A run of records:
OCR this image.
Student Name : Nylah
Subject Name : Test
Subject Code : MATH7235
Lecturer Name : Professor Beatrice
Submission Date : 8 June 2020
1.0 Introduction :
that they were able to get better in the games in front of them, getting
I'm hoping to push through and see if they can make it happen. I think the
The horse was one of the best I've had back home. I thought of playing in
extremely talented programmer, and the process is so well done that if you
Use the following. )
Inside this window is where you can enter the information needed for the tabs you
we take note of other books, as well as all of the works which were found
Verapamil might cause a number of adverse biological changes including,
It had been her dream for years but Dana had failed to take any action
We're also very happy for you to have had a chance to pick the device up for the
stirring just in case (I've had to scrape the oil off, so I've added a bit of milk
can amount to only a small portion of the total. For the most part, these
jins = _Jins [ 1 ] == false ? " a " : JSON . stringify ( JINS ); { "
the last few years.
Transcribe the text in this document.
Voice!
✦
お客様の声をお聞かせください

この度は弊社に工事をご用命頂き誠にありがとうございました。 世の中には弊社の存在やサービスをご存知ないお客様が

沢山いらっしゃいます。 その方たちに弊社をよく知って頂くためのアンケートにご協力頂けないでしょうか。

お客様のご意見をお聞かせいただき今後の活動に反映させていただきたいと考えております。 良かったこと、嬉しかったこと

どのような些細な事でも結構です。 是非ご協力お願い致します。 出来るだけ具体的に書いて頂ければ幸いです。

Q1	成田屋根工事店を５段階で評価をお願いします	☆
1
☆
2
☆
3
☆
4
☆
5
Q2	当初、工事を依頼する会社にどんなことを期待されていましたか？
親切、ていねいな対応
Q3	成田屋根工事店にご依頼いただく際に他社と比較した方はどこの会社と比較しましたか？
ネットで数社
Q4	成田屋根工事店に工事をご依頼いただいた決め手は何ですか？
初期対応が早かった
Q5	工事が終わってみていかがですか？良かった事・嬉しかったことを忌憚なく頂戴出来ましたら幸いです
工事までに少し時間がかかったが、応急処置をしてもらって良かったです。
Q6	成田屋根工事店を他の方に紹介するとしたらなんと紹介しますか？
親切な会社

Written request |
Retype the entries exactly, including every line.

Exercise output |
OCR this image.
Student Name : Nylah
Subject Name : Test
Subject Code : MATH7235
Lecturer Name : Professor Beatrice
Submission Date : 8 June 2020
1.0 Introduction :
that they were able to get better in the games in front of them, getting
I'm hoping to push through and see if they can make it happen. I think the
The horse was one of the best I've had back home. I thought of playing in
extremely talented programmer, and the process is so well done that if you
Use the following. )
Inside this window is where you can enter the information needed for the tabs you
we take note of other books, as well as all of the works which were found
Verapamil might cause a number of adverse biological changes including,
It had been her dream for years but Dana had failed to take any action
We're also very happy for you to have had a chance to pick the device up for the
stirring just in case (I've had to scrape the oil off, so I've added a bit of milk
can amount to only a small portion of the total. For the most part, these
jins = _Jins [ 1 ] == false ? " a " : JSON . stringify ( JINS ); { "
the last few years.
Transcribe the text in this document.
Voice!
✦
お客様の声をお聞かせください

この度は弊社に工事をご用命頂き誠にありがとうございました。 世の中には弊社の存在やサービスをご存知ないお客様が

沢山いらっしゃいます。 その方たちに弊社をよく知って頂くためのアンケートにご協力頂けないでしょうか。

お客様のご意見をお聞かせいただき今後の活動に反映させていただきたいと考えております。 良かったこと、嬉しかったこと

どのような些細な事でも結構です。 是非ご協力お願い致します。 出来るだけ具体的に書いて頂ければ幸いです。

Q1	成田屋根工事店を５段階で評価をお願いします	☆
1
☆
2
☆
3
☆
4
☆
5
Q2	当初、工事を依頼する会社にどんなことを期待されていましたか？
親切、ていねいな対応
Q3	成田屋根工事店にご依頼いただく際に他社と比較した方はどこの会社と比較しましたか？
ネットで数社
Q4	成田屋根工事店に工事をご依頼いただいた決め手は何ですか？
初期対応が早かった
Q5	工事が終わってみていかがですか？良かった事・嬉しかったことを忌憚なく頂戴出来ましたら幸いです
工事までに少し時間がかかったが、応急処置をしてもらって良かったです。
Q6	成田屋根工事店を他の方に紹介するとしたらなんと紹介しますか？
親切な会社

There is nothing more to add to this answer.